··· ITEMS

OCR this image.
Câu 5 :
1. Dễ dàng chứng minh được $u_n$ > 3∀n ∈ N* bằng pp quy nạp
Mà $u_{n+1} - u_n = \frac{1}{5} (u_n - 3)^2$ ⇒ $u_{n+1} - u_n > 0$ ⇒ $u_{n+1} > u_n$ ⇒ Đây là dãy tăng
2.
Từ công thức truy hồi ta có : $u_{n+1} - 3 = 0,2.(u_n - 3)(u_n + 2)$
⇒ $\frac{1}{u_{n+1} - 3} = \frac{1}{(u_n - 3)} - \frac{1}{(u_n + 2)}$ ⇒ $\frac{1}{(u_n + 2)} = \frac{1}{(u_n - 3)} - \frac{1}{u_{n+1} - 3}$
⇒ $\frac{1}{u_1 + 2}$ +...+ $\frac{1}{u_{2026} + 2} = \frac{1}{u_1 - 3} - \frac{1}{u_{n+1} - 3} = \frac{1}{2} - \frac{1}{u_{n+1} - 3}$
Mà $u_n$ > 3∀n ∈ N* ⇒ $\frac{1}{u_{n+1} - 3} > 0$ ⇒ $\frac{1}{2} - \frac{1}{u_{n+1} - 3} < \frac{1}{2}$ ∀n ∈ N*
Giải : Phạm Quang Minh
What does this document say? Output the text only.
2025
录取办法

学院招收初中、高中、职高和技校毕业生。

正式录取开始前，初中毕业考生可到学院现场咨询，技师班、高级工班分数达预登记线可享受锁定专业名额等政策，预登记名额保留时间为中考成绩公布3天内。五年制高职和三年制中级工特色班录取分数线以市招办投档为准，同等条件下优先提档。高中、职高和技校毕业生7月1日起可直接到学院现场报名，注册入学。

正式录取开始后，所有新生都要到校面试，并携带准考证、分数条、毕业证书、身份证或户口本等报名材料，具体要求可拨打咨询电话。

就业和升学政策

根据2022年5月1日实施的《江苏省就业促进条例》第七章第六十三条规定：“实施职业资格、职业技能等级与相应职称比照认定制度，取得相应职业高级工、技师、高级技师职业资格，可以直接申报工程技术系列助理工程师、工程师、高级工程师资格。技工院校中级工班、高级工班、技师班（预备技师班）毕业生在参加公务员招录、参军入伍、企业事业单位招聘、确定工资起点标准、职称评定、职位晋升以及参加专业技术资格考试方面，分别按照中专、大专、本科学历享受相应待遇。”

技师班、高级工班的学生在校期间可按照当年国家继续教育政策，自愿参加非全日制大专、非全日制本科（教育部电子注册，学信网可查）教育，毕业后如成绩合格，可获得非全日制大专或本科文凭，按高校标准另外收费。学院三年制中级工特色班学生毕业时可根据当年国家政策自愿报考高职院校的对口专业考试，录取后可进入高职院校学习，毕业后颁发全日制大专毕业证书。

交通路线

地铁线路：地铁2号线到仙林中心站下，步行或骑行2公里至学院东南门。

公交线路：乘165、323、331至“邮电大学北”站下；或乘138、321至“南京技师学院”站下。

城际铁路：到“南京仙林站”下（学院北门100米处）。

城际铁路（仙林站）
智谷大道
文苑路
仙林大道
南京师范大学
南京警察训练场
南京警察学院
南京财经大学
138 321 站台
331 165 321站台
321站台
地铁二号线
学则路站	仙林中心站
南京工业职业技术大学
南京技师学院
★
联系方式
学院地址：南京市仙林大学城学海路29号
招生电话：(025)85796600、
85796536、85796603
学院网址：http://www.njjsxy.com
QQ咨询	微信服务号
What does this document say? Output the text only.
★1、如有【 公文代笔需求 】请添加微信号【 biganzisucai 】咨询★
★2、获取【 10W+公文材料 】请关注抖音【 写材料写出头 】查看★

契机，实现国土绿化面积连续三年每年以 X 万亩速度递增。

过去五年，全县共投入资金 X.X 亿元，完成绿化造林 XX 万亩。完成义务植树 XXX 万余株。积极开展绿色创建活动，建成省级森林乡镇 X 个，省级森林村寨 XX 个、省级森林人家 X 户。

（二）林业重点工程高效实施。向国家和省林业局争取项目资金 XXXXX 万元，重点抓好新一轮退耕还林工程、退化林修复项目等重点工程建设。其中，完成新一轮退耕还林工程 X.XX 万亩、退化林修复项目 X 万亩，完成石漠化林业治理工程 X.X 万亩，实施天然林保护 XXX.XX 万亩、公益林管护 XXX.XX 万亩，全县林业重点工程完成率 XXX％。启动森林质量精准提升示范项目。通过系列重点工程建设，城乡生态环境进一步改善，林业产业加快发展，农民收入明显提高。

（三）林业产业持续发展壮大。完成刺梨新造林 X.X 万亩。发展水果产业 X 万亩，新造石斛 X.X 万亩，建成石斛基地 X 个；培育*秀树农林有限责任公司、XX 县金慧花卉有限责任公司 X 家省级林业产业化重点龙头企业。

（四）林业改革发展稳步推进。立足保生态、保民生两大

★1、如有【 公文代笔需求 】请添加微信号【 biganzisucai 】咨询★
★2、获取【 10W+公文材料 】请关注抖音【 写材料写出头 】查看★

······

The entries above must be returned in full, exactly as shown.

OCR this image.
Câu 5 :
1. Dễ dàng chứng minh được $u_n$ > 3∀n ∈ N* bằng pp quy nạp
Mà $u_{n+1} - u_n = \frac{1}{5} (u_n - 3)^2$ ⇒ $u_{n+1} - u_n > 0$ ⇒ $u_{n+1} > u_n$ ⇒ Đây là dãy tăng
2.
Từ công thức truy hồi ta có : $u_{n+1} - 3 = 0,2.(u_n - 3)(u_n + 2)$
⇒ $\frac{1}{u_{n+1} - 3} = \frac{1}{(u_n - 3)} - \frac{1}{(u_n + 2)}$ ⇒ $\frac{1}{(u_n + 2)} = \frac{1}{(u_n - 3)} - \frac{1}{u_{n+1} - 3}$
⇒ $\frac{1}{u_1 + 2}$ +...+ $\frac{1}{u_{2026} + 2} = \frac{1}{u_1 - 3} - \frac{1}{u_{n+1} - 3} = \frac{1}{2} - \frac{1}{u_{n+1} - 3}$
Mà $u_n$ > 3∀n ∈ N* ⇒ $\frac{1}{u_{n+1} - 3} > 0$ ⇒ $\frac{1}{2} - \frac{1}{u_{n+1} - 3} < \frac{1}{2}$ ∀n ∈ N*
Giải : Phạm Quang Minh
What does this document say? Output the text only.
2025
录取办法

学院招收初中、高中、职高和技校毕业生。

正式录取开始前，初中毕业考生可到学院现场咨询，技师班、高级工班分数达预登记线可享受锁定专业名额等政策，预登记名额保留时间为中考成绩公布3天内。五年制高职和三年制中级工特色班录取分数线以市招办投档为准，同等条件下优先提档。高中、职高和技校毕业生7月1日起可直接到学院现场报名，注册入学。

正式录取开始后，所有新生都要到校面试，并携带准考证、分数条、毕业证书、身份证或户口本等报名材料，具体要求可拨打咨询电话。

就业和升学政策

根据2022年5月1日实施的《江苏省就业促进条例》第七章第六十三条规定：“实施职业资格、职业技能等级与相应职称比照认定制度，取得相应职业高级工、技师、高级技师职业资格，可以直接申报工程技术系列助理工程师、工程师、高级工程师资格。技工院校中级工班、高级工班、技师班（预备技师班）毕业生在参加公务员招录、参军入伍、企业事业单位招聘、确定工资起点标准、职称评定、职位晋升以及参加专业技术资格考试方面，分别按照中专、大专、本科学历享受相应待遇。”

技师班、高级工班的学生在校期间可按照当年国家继续教育政策，自愿参加非全日制大专、非全日制本科（教育部电子注册，学信网可查）教育，毕业后如成绩合格，可获得非全日制大专或本科文凭，按高校标准另外收费。学院三年制中级工特色班学生毕业时可根据当年国家政策自愿报考高职院校的对口专业考试，录取后可进入高职院校学习，毕业后颁发全日制大专毕业证书。

交通路线

地铁线路：地铁2号线到仙林中心站下，步行或骑行2公里至学院东南门。

公交线路：乘165、323、331至“邮电大学北”站下；或乘138、321至“南京技师学院”站下。

城际铁路：到“南京仙林站”下（学院北门100米处）。

城际铁路（仙林站）
智谷大道
文苑路
仙林大道
南京师范大学
南京警察训练场
南京警察学院
南京财经大学
138 321 站台
331 165 321站台
321站台
地铁二号线
学则路站	仙林中心站
南京工业职业技术大学
南京技师学院
★
联系方式
学院地址：南京市仙林大学城学海路29号
招生电话：(025)85796600、
85796536、85796603
学院网址：http://www.njjsxy.com
QQ咨询	微信服务号
What does this document say? Output the text only.
★1、如有【 公文代笔需求 】请添加微信号【 biganzisucai 】咨询★
★2、获取【 10W+公文材料 】请关注抖音【 写材料写出头 】查看★

契机，实现国土绿化面积连续三年每年以 X 万亩速度递增。

过去五年，全县共投入资金 X.X 亿元，完成绿化造林 XX 万亩。完成义务植树 XXX 万余株。积极开展绿色创建活动，建成省级森林乡镇 X 个，省级森林村寨 XX 个、省级森林人家 X 户。

（二）林业重点工程高效实施。向国家和省林业局争取项目资金 XXXXX 万元，重点抓好新一轮退耕还林工程、退化林修复项目等重点工程建设。其中，完成新一轮退耕还林工程 X.XX 万亩、退化林修复项目 X 万亩，完成石漠化林业治理工程 X.X 万亩，实施天然林保护 XXX.XX 万亩、公益林管护 XXX.XX 万亩，全县林业重点工程完成率 XXX％。启动森林质量精准提升示范项目。通过系列重点工程建设，城乡生态环境进一步改善，林业产业加快发展，农民收入明显提高。

（三）林业产业持续发展壮大。完成刺梨新造林 X.X 万亩。发展水果产业 X 万亩，新造石斛 X.X 万亩，建成石斛基地 X 个；培育*秀树农林有限责任公司、XX 县金慧花卉有限责任公司 X 家省级林业产业化重点龙头企业。

（四）林业改革发展稳步推进。立足保生态、保民生两大

★1、如有【 公文代笔需求 】请添加微信号【 biganzisucai 】咨询★
★2、获取【 10W+公文材料 】请关注抖音【 写材料写出头 】查看★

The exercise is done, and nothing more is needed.